Lines containing the word "category" are the ones to copy from the records below.

Saved entries
[start]

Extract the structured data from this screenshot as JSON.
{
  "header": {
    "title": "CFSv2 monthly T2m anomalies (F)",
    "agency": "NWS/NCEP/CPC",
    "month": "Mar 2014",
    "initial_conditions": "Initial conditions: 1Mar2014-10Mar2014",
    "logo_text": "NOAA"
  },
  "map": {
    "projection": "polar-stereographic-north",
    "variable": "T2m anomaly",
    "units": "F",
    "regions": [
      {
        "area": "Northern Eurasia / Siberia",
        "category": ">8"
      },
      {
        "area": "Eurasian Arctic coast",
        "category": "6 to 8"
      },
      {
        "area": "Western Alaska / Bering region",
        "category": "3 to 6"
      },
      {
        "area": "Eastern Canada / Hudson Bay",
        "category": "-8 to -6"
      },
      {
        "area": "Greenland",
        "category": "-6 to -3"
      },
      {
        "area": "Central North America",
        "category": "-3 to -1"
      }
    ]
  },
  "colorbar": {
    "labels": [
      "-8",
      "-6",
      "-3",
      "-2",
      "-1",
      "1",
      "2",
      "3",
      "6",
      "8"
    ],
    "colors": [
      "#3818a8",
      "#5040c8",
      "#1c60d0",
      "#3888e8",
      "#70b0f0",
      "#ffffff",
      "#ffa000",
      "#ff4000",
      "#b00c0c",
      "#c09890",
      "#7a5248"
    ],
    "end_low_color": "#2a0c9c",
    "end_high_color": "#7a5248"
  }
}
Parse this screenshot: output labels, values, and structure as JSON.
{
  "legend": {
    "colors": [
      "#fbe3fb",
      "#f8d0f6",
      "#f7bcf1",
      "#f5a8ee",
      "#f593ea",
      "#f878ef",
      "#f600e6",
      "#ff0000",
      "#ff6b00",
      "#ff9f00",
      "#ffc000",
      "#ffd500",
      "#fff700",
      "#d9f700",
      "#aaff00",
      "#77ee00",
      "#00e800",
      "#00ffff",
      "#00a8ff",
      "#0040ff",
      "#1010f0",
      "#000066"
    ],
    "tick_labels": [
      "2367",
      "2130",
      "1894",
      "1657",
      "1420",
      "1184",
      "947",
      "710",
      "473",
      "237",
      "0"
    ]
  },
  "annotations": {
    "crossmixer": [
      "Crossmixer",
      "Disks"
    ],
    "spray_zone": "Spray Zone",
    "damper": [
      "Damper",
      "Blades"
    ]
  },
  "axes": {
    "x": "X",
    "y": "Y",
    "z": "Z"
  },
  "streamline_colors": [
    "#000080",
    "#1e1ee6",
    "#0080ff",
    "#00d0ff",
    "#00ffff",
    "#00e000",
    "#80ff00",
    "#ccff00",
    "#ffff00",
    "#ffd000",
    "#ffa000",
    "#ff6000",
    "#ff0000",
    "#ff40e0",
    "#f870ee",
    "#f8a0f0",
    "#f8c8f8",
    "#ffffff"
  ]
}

[end]

SOLUTION
        "category": ">8"
        "category": "6 to 8"
        "category": "3 to 6"
        "category": "-8 to -6"
        "category": "-6 to -3"
        "category": "-3 to -1"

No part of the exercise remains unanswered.